▸ Rows from a dataset:
⟨
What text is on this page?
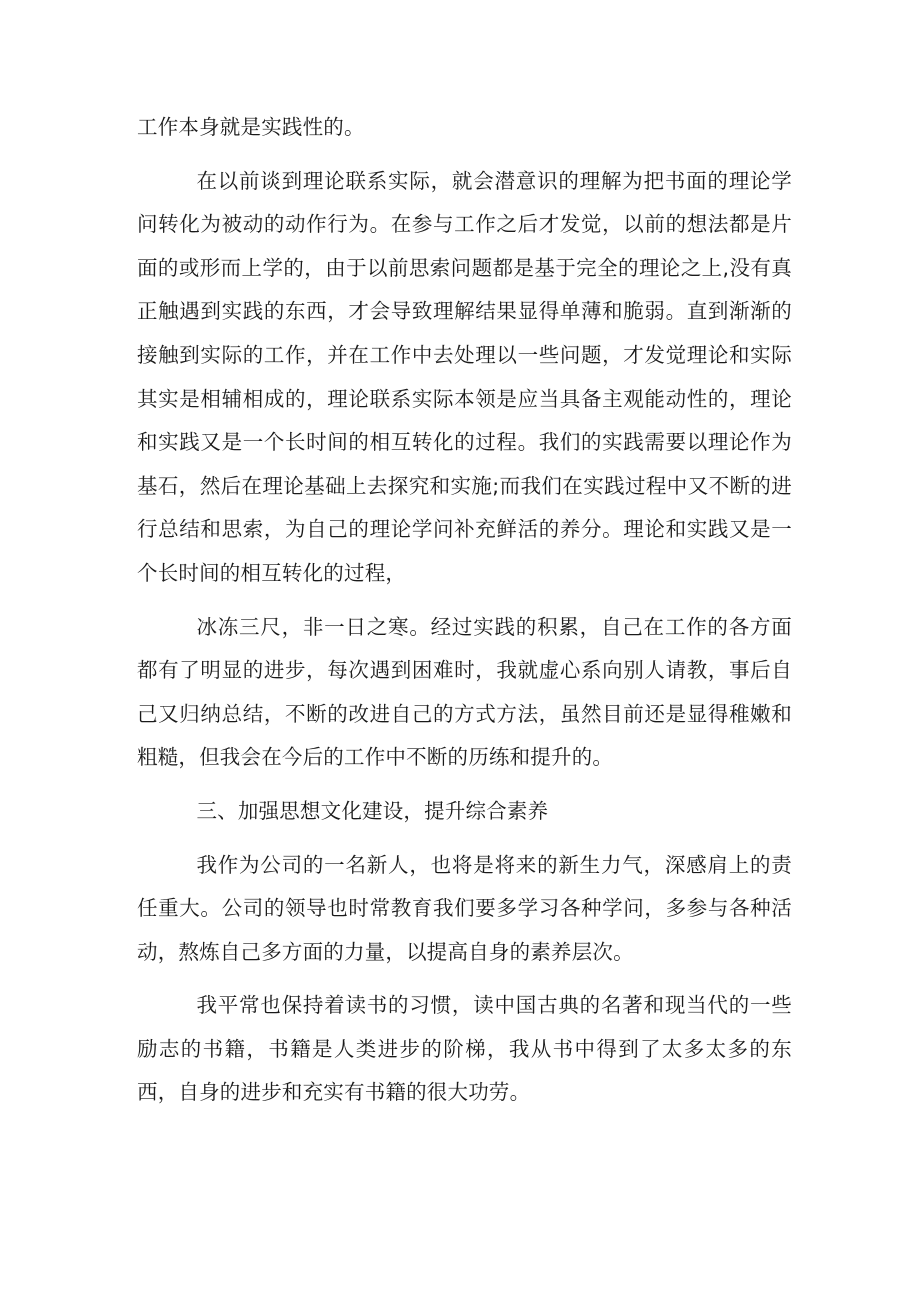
工作本身就是实践性的。

在以前谈到理论联系实际，就会潜意识的理解为把书面的理论学问转化为被动的动作行为。在参与工作之后才发觉，以前的想法都是片面的或形而上学的，由于以前思索问题都是基于完全的理论之上,没有真正触遇到实践的东西，才会导致理解结果显得单薄和脆弱。直到渐渐的接触到实际的工作，并在工作中去处理以一些问题，才发觉理论和实际其实是相辅相成的，理论联系实际本领是应当具备主观能动性的，理论和实践又是一个长时间的相互转化的过程。我们的实践需要以理论作为基石，然后在理论基础上去探究和实施;而我们在实践过程中又不断的进行总结和思索，为自己的理论学问补充鲜活的养分。理论和实践又是一个长时间的相互转化的过程，

冰冻三尺，非一日之寒。经过实践的积累，自己在工作的各方面都有了明显的进步，每次遇到困难时，我就虚心系向别人请教，事后自己又归纳总结，不断的改进自己的方式方法，虽然目前还是显得稚嫩和粗糙，但我会在今后的工作中不断的历练和提升的。

三、加强思想文化建设，提升综合素养

我作为公司的一名新人，也将是将来的新生力气，深感肩上的责任重大。公司的领导也时常教育我们要多学习各种学问，多参与各种活动，熬炼自己多方面的力量，以提高自身的素养层次。

我平常也保持着读书的习惯，读中国古典的名著和现当代的一些励志的书籍，书籍是人类进步的阶梯，我从书中得到了太多太多的东西，自身的进步和充实有书籍的很大功劳。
⟩
▸ BRIEF: Every line should be retyped exactly, with the pictures omitted.

▸ SOLUTION FOR THIS PROBLEM:
What text is on this page?
工作本身就是实践性的。

在以前谈到理论联系实际，就会潜意识的理解为把书面的理论学问转化为被动的动作行为。在参与工作之后才发觉，以前的想法都是片面的或形而上学的，由于以前思索问题都是基于完全的理论之上,没有真正触遇到实践的东西，才会导致理解结果显得单薄和脆弱。直到渐渐的接触到实际的工作，并在工作中去处理以一些问题，才发觉理论和实际其实是相辅相成的，理论联系实际本领是应当具备主观能动性的，理论和实践又是一个长时间的相互转化的过程。我们的实践需要以理论作为基石，然后在理论基础上去探究和实施;而我们在实践过程中又不断的进行总结和思索，为自己的理论学问补充鲜活的养分。理论和实践又是一个长时间的相互转化的过程，

冰冻三尺，非一日之寒。经过实践的积累，自己在工作的各方面都有了明显的进步，每次遇到困难时，我就虚心系向别人请教，事后自己又归纳总结，不断的改进自己的方式方法，虽然目前还是显得稚嫩和粗糙，但我会在今后的工作中不断的历练和提升的。

三、加强思想文化建设，提升综合素养

我作为公司的一名新人，也将是将来的新生力气，深感肩上的责任重大。公司的领导也时常教育我们要多学习各种学问，多参与各种活动，熬炼自己多方面的力量，以提高自身的素养层次。

我平常也保持着读书的习惯，读中国古典的名著和现当代的一些励志的书籍，书籍是人类进步的阶梯，我从书中得到了太多太多的东西，自身的进步和充实有书籍的很大功劳。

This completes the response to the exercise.